**Short problem**
Copy out each line of the data holding "ترجمة".
** begin Data supplied **
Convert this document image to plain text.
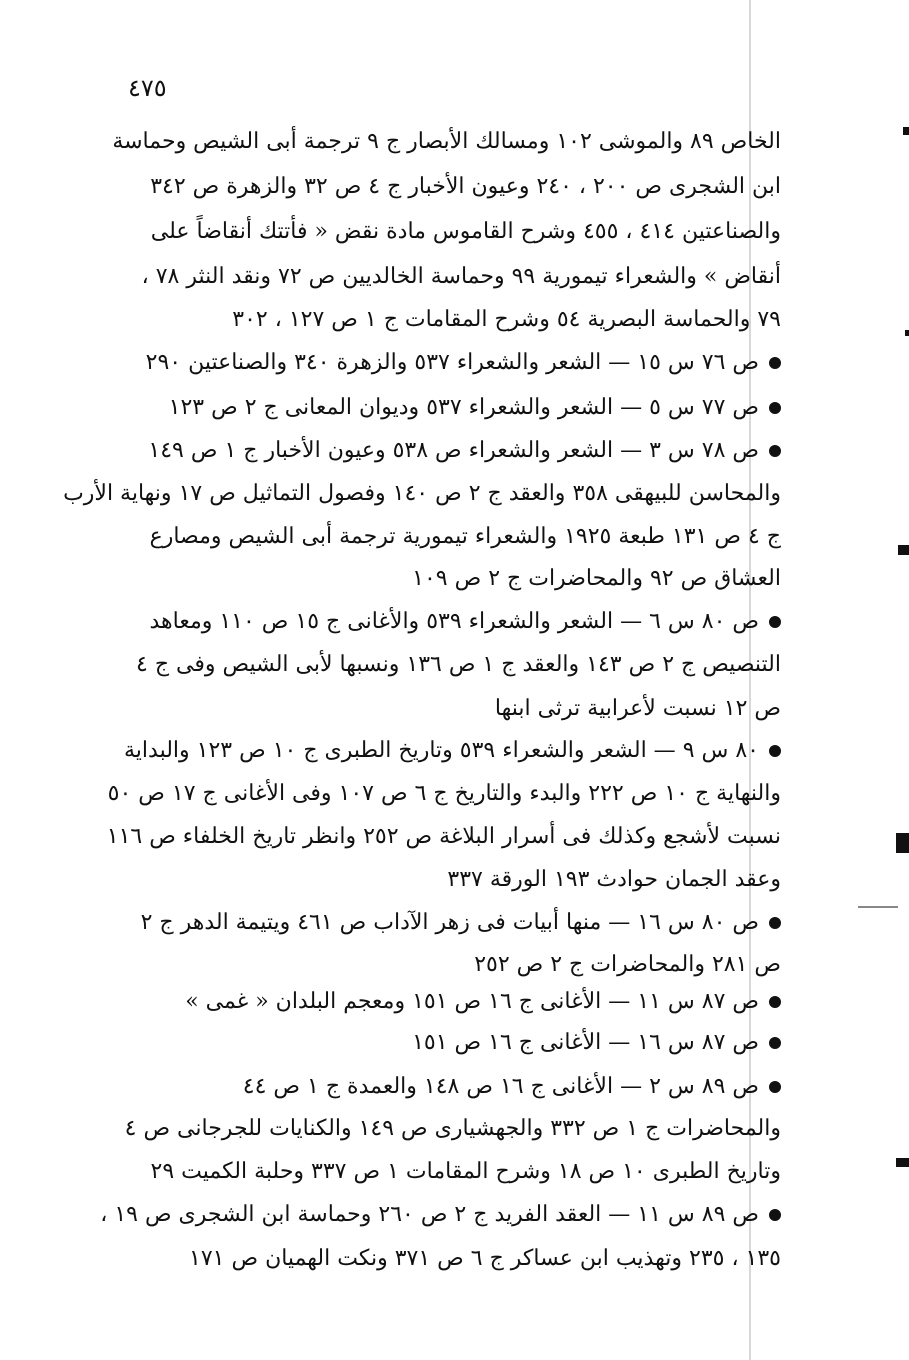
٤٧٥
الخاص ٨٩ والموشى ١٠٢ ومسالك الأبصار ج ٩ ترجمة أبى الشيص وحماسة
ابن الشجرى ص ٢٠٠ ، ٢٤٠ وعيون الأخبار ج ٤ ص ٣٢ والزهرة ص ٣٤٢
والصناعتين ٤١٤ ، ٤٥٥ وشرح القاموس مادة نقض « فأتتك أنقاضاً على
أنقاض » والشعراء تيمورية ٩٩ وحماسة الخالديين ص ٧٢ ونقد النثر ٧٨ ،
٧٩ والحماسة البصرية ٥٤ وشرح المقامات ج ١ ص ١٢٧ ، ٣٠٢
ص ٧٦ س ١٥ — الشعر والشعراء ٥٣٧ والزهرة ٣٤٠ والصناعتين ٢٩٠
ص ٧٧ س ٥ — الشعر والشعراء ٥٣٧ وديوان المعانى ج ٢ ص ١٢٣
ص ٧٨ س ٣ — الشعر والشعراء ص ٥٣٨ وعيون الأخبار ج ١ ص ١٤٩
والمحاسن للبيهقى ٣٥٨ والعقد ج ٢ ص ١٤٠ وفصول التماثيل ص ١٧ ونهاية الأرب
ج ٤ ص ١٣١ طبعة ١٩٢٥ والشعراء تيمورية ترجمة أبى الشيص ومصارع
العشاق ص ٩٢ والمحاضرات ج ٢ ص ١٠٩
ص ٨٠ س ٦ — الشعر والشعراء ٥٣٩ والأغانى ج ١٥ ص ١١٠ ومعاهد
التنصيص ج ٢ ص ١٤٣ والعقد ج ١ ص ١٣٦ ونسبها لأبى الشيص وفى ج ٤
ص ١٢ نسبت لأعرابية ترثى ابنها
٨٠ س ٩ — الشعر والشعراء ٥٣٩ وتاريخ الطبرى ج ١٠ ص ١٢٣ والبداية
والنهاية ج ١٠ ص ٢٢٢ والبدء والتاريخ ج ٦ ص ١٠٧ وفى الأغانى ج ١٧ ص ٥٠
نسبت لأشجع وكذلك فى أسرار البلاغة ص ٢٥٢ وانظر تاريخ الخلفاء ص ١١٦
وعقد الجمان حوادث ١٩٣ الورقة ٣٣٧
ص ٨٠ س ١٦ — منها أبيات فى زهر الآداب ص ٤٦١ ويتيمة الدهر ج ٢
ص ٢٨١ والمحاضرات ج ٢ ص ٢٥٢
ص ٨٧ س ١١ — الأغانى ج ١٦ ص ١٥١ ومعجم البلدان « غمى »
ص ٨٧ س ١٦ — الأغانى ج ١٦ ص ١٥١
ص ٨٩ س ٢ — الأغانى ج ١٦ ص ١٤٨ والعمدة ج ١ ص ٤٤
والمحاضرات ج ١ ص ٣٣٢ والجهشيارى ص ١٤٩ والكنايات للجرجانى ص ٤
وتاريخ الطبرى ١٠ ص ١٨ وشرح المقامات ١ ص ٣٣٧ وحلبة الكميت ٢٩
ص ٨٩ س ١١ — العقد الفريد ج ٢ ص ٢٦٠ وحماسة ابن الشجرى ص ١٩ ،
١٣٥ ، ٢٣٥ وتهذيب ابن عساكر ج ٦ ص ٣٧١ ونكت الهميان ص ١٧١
** end Data supplied **
**Solution to the problem**
الخاص ٨٩ والموشى ١٠٢ ومسالك الأبصار ج ٩ ترجمة أبى الشيص وحماسة
ج ٤ ص ١٣١ طبعة ١٩٢٥ والشعراء تيمورية ترجمة أبى الشيص ومصارع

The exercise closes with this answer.